• [Aim of the task]: Identify the lines holding "temperature" and copy them.
--- START Data to process ---
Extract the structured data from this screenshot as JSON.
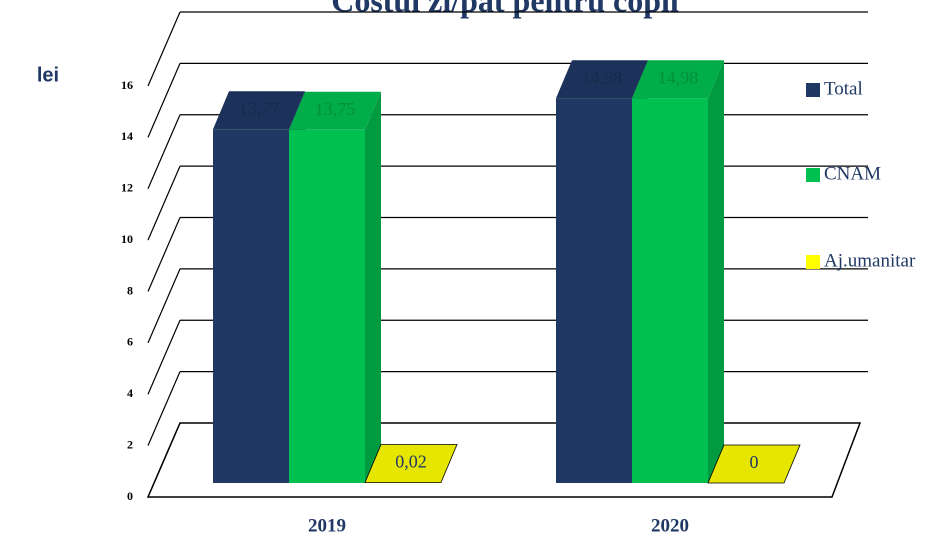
{
  "chart_data": {
    "type": "bar3d",
    "title": "Costul zi/pat pentru copii",
    "y_label": "lei",
    "categories": [
      "2019",
      "2020"
    ],
    "series": [
      {
        "name": "Total",
        "color": "#1f3864",
        "values": [
          13.77,
          14.98
        ],
        "value_labels": [
          "13,77",
          "14,98"
        ]
      },
      {
        "name": "CNAM",
        "color": "#00c050",
        "values": [
          13.75,
          14.98
        ],
        "value_labels": [
          "13,75",
          "14,98"
        ]
      },
      {
        "name": "Aj.umanitar",
        "color": "#ffff00",
        "values": [
          0.02,
          0
        ],
        "value_labels": [
          "0,02",
          "0"
        ]
      }
    ],
    "ylim": [
      0,
      16
    ],
    "yticks": [
      0,
      2,
      4,
      6,
      8,
      10,
      12,
      14,
      16
    ],
    "grid": true,
    "legend": "right"
  }
}
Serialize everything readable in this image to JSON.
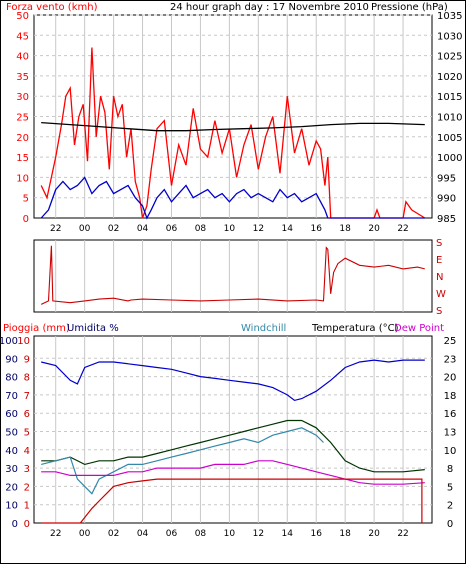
{
  "chart_data": [
    {
      "type": "line",
      "title": "24 hour graph day : 17 Novembre 2010",
      "left_axis_label": "Forza vento (kmh)",
      "right_axis_label": "Pressione (hPa)",
      "left_axis_ticks": [
        "50",
        "45",
        "40",
        "35",
        "30",
        "25",
        "20",
        "15",
        "10",
        "5",
        "0"
      ],
      "right_axis_ticks": [
        "1035",
        "1030",
        "1025",
        "1020",
        "1015",
        "1010",
        "1005",
        "1000",
        "995",
        "990",
        "985"
      ],
      "x_ticks": [
        "22",
        "00",
        "02",
        "04",
        "06",
        "08",
        "10",
        "12",
        "14",
        "16",
        "18",
        "20",
        "22"
      ],
      "ylim_left": [
        0,
        50
      ],
      "ylim_right": [
        985,
        1035
      ],
      "colors": {
        "gust": "#ff0000",
        "avg": "#0000cc",
        "pressure": "#000000"
      },
      "series": [
        {
          "key": "gust",
          "color": "#ff0000",
          "x": [
            -3,
            -2.6,
            -2,
            -1.6,
            -1.3,
            -1,
            -0.7,
            -0.4,
            -0.1,
            0.2,
            0.5,
            0.8,
            1.1,
            1.4,
            1.7,
            2,
            2.3,
            2.6,
            2.9,
            3.2,
            3.5,
            3.8,
            4,
            4.3,
            4.6,
            5,
            5.5,
            6,
            6.5,
            7,
            7.5,
            8,
            8.5,
            9,
            9.5,
            10,
            10.5,
            11,
            11.5,
            12,
            12.5,
            13,
            13.5,
            14,
            14.5,
            15,
            15.5,
            16,
            16.3,
            16.6,
            16.8,
            17,
            18,
            20,
            20.2,
            20.4,
            22,
            22.2,
            22.6,
            23.5
          ],
          "y": [
            8,
            5,
            15,
            23,
            30,
            32,
            18,
            25,
            28,
            14,
            42,
            20,
            30,
            26,
            12,
            30,
            25,
            28,
            15,
            22,
            9,
            5,
            0,
            3,
            12,
            22,
            24,
            8,
            18,
            13,
            27,
            17,
            15,
            24,
            16,
            22,
            10,
            18,
            23,
            12,
            20,
            25,
            11,
            30,
            16,
            22,
            13,
            19,
            17,
            8,
            15,
            0,
            0,
            0,
            2,
            0,
            0,
            4,
            2,
            0
          ]
        },
        {
          "key": "avg",
          "color": "#0000cc",
          "x": [
            -3,
            -2.5,
            -2,
            -1.5,
            -1,
            -0.5,
            0,
            0.5,
            1,
            1.5,
            2,
            2.5,
            3,
            3.5,
            4,
            4.3,
            4.6,
            5,
            5.5,
            6,
            6.5,
            7,
            7.5,
            8,
            8.5,
            9,
            9.5,
            10,
            10.5,
            11,
            11.5,
            12,
            12.5,
            13,
            13.5,
            14,
            14.5,
            15,
            15.5,
            16,
            16.3,
            16.6,
            16.8,
            17,
            18,
            19,
            20,
            21,
            22,
            23,
            23.5
          ],
          "y": [
            0,
            2,
            7,
            9,
            7,
            8,
            10,
            6,
            8,
            9,
            6,
            7,
            8,
            5,
            3,
            0,
            2,
            5,
            7,
            4,
            6,
            8,
            5,
            6,
            7,
            5,
            6,
            4,
            6,
            7,
            5,
            6,
            5,
            4,
            7,
            5,
            6,
            4,
            5,
            6,
            4,
            2,
            0,
            0,
            0,
            0,
            0,
            0,
            0,
            0,
            0
          ]
        },
        {
          "key": "pressure",
          "color": "#000000",
          "x": [
            -3,
            -1,
            1,
            3,
            5,
            7,
            9,
            11,
            13,
            15,
            17,
            19,
            21,
            23.5
          ],
          "y": [
            1008.5,
            1008,
            1007.5,
            1007,
            1006.5,
            1006.5,
            1006.8,
            1007,
            1007.2,
            1007.5,
            1008,
            1008.3,
            1008.3,
            1008
          ]
        }
      ]
    },
    {
      "type": "line",
      "title": "",
      "right_axis_ticks": [
        "S",
        "E",
        "N",
        "W",
        "S"
      ],
      "ylim": [
        0,
        360
      ],
      "series": [
        {
          "key": "direction",
          "color": "#cc0000",
          "x": [
            -3,
            -2.5,
            -2.3,
            -2.2,
            -1,
            0,
            1,
            2,
            3,
            3.2,
            4,
            6,
            8,
            10,
            12,
            14,
            16,
            16.5,
            16.7,
            16.8,
            17,
            17.2,
            17.5,
            18,
            19,
            20,
            21,
            22,
            23,
            23.5
          ],
          "y": [
            20,
            40,
            350,
            40,
            30,
            40,
            50,
            55,
            40,
            45,
            50,
            45,
            40,
            45,
            50,
            40,
            45,
            40,
            340,
            330,
            80,
            200,
            250,
            280,
            240,
            230,
            240,
            220,
            230,
            220
          ]
        }
      ]
    },
    {
      "type": "line",
      "title": "",
      "left_labels": [
        "Pioggia (mm)",
        "Umidita %"
      ],
      "right_labels": [
        "Windchill",
        "Temperatura (°C)",
        "Dew Point"
      ],
      "left_axis_ticks": [
        "100",
        "90",
        "80",
        "70",
        "60",
        "50",
        "40",
        "30",
        "20",
        "10",
        "0"
      ],
      "left_axis_ticks2": [
        "10",
        "9",
        "8",
        "7",
        "6",
        "5",
        "4",
        "3",
        "2",
        "1",
        "0"
      ],
      "right_axis_ticks": [
        "25",
        "23",
        "20",
        "18",
        "16",
        "13",
        "10",
        "8",
        "5",
        "2",
        "0"
      ],
      "ylim_left": [
        0,
        100
      ],
      "ylim_right": [
        0,
        25
      ],
      "colors": {
        "humidity": "#0000cc",
        "temperature": "#003300",
        "windchill": "#3388aa",
        "dewpoint": "#cc00cc",
        "rain": "#cc0000"
      },
      "series": [
        {
          "key": "humidity",
          "color": "#0000cc",
          "x": [
            -3,
            -2,
            -1,
            -0.5,
            0,
            1,
            2,
            3,
            4,
            5,
            6,
            7,
            8,
            9,
            10,
            11,
            12,
            13,
            14,
            14.5,
            15,
            16,
            17,
            18,
            19,
            20,
            21,
            22,
            23.5
          ],
          "y": [
            88,
            86,
            78,
            76,
            85,
            88,
            88,
            87,
            86,
            85,
            84,
            82,
            80,
            79,
            78,
            77,
            76,
            74,
            70,
            67,
            68,
            72,
            78,
            85,
            88,
            89,
            88,
            89,
            89
          ]
        },
        {
          "key": "temperature",
          "color": "#003300",
          "x": [
            -3,
            -2,
            -1,
            0,
            1,
            2,
            3,
            4,
            5,
            6,
            7,
            8,
            9,
            10,
            11,
            12,
            13,
            14,
            15,
            16,
            17,
            18,
            19,
            20,
            21,
            22,
            23.5
          ],
          "y": [
            8.5,
            8.5,
            9,
            8,
            8.5,
            8.5,
            9,
            9,
            9.5,
            10,
            10.5,
            11,
            11.5,
            12,
            12.5,
            13,
            13.5,
            14,
            14,
            13,
            11,
            8.5,
            7.5,
            7,
            7,
            7,
            7.3
          ]
        },
        {
          "key": "windchill",
          "color": "#3388aa",
          "x": [
            -3,
            -2,
            -1,
            -0.5,
            0,
            0.5,
            1,
            2,
            3,
            4,
            5,
            6,
            7,
            8,
            9,
            10,
            11,
            12,
            13,
            14,
            15,
            16,
            16.5
          ],
          "y": [
            8,
            8.5,
            9,
            6,
            5,
            4,
            6,
            7,
            8,
            8,
            8.5,
            9,
            9.5,
            10,
            10.5,
            11,
            11.5,
            11,
            12,
            12.5,
            13,
            12,
            11
          ]
        },
        {
          "key": "dewpoint",
          "color": "#cc00cc",
          "x": [
            -3,
            -2,
            -1,
            0,
            1,
            2,
            3,
            4,
            5,
            6,
            7,
            8,
            9,
            10,
            11,
            12,
            13,
            14,
            15,
            16,
            17,
            18,
            19,
            20,
            21,
            22,
            23.5
          ],
          "y": [
            7,
            7,
            6.5,
            6.5,
            6.5,
            6.5,
            7,
            7,
            7.5,
            7.5,
            7.5,
            7.5,
            8,
            8,
            8,
            8.5,
            8.5,
            8,
            7.5,
            7,
            6.5,
            6,
            5.5,
            5.3,
            5.3,
            5.3,
            5.5
          ]
        },
        {
          "key": "rain",
          "color": "#cc0000",
          "x": [
            -3,
            -0.3,
            -0.3,
            0,
            0.5,
            1,
            1.5,
            2,
            3,
            4,
            5,
            6,
            8,
            10,
            12,
            14,
            16,
            18,
            20,
            22,
            23.3,
            23.3
          ],
          "y": [
            0,
            0,
            0,
            0.3,
            0.8,
            1.2,
            1.6,
            2,
            2.2,
            2.3,
            2.4,
            2.4,
            2.4,
            2.4,
            2.4,
            2.4,
            2.4,
            2.4,
            2.4,
            2.4,
            2.4,
            0
          ]
        }
      ]
    }
  ]
}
--- END Data to process ---
• [Solution below]:
        "temperature": "#003300",
          "key": "temperature",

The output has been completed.